BEGIN Data excerpts

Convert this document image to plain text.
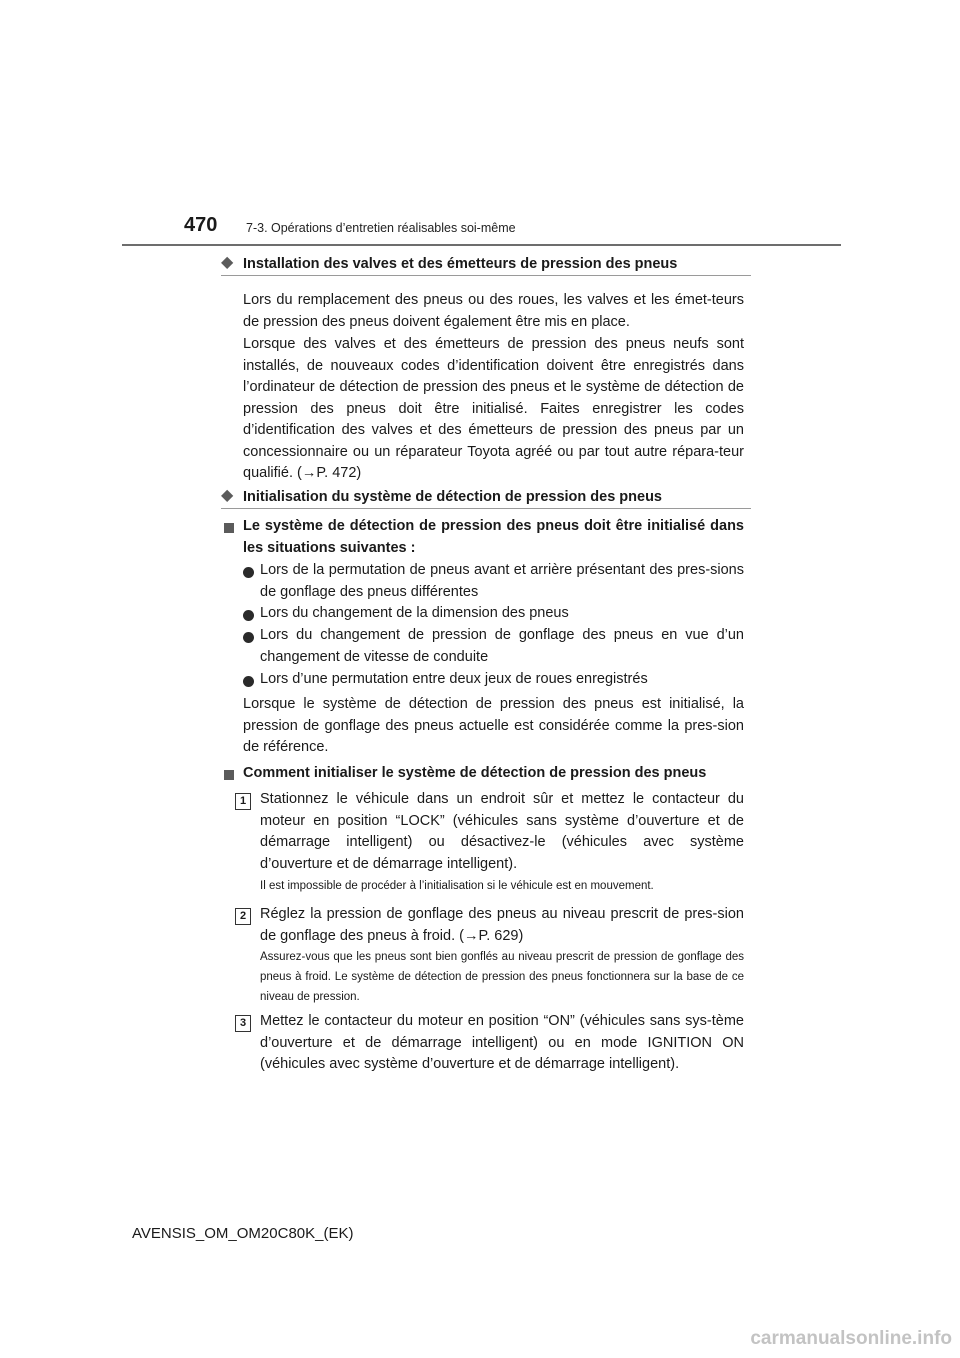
470 7-3. Opérations d’entretien réalisables soi-même
◆ Installation des valves et des émetteurs de pression des pneus
Lors du remplacement des pneus ou des roues, les valves et les émet-teurs de pression des pneus doivent également être mis en place.
Lorsque des valves et des émetteurs de pression des pneus neufs sont installés, de nouveaux codes d’identification doivent être enregistrés dans l’ordinateur de détection de pression des pneus et le système de détection de pression des pneus doit être initialisé. Faites enregistrer les codes d’identification des valves et des émetteurs de pression des pneus par un concessionnaire ou un réparateur Toyota agréé ou par tout autre répara-teur qualifié. (→P. 472)
◆ Initialisation du système de détection de pression des pneus
Le système de détection de pression des pneus doit être initialisé dans les situations suivantes :
Lors de la permutation de pneus avant et arrière présentant des pres-sions de gonflage des pneus différentes
Lors du changement de la dimension des pneus
Lors du changement de pression de gonflage des pneus en vue d’un changement de vitesse de conduite
Lors d’une permutation entre deux jeux de roues enregistrés
Lorsque le système de détection de pression des pneus est initialisé, la pression de gonflage des pneus actuelle est considérée comme la pres-sion de référence.
Comment initialiser le système de détection de pression des pneus
1 Stationnez le véhicule dans un endroit sûr et mettez le contacteur du moteur en position “LOCK” (véhicules sans système d’ouverture et de démarrage intelligent) ou désactivez-le (véhicules avec système d’ouverture et de démarrage intelligent).
Il est impossible de procéder à l’initialisation si le véhicule est en mouvement.
2 Réglez la pression de gonflage des pneus au niveau prescrit de pres-sion de gonflage des pneus à froid. (→P. 629)
Assurez-vous que les pneus sont bien gonflés au niveau prescrit de pression de gonflage des pneus à froid. Le système de détection de pression des pneus fonctionnera sur la base de ce niveau de pression.
3 Mettez le contacteur du moteur en position “ON” (véhicules sans sys-tème d’ouverture et de démarrage intelligent) ou en mode IGNITION ON (véhicules avec système d’ouverture et de démarrage intelligent).
AVENSIS_OM_OM20C80K_(EK)
carmanualsonline.info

END Data excerpts

# Given exercise
Copy all the data exactly as written, but skip any picture.

# Result of the task
Convert this document image to plain text.
470 7-3. Opérations d’entretien réalisables soi-même
◆ Installation des valves et des émetteurs de pression des pneus
Lors du remplacement des pneus ou des roues, les valves et les émet-teurs de pression des pneus doivent également être mis en place.
Lorsque des valves et des émetteurs de pression des pneus neufs sont installés, de nouveaux codes d’identification doivent être enregistrés dans l’ordinateur de détection de pression des pneus et le système de détection de pression des pneus doit être initialisé. Faites enregistrer les codes d’identification des valves et des émetteurs de pression des pneus par un concessionnaire ou un réparateur Toyota agréé ou par tout autre répara-teur qualifié. (→P. 472)
◆ Initialisation du système de détection de pression des pneus
Le système de détection de pression des pneus doit être initialisé dans les situations suivantes :
Lors de la permutation de pneus avant et arrière présentant des pres-sions de gonflage des pneus différentes
Lors du changement de la dimension des pneus
Lors du changement de pression de gonflage des pneus en vue d’un changement de vitesse de conduite
Lors d’une permutation entre deux jeux de roues enregistrés
Lorsque le système de détection de pression des pneus est initialisé, la pression de gonflage des pneus actuelle est considérée comme la pres-sion de référence.
Comment initialiser le système de détection de pression des pneus
1 Stationnez le véhicule dans un endroit sûr et mettez le contacteur du moteur en position “LOCK” (véhicules sans système d’ouverture et de démarrage intelligent) ou désactivez-le (véhicules avec système d’ouverture et de démarrage intelligent).
Il est impossible de procéder à l’initialisation si le véhicule est en mouvement.
2 Réglez la pression de gonflage des pneus au niveau prescrit de pres-sion de gonflage des pneus à froid. (→P. 629)
Assurez-vous que les pneus sont bien gonflés au niveau prescrit de pression de gonflage des pneus à froid. Le système de détection de pression des pneus fonctionnera sur la base de ce niveau de pression.
3 Mettez le contacteur du moteur en position “ON” (véhicules sans sys-tème d’ouverture et de démarrage intelligent) ou en mode IGNITION ON (véhicules avec système d’ouverture et de démarrage intelligent).
AVENSIS_OM_OM20C80K_(EK)
carmanualsonline.info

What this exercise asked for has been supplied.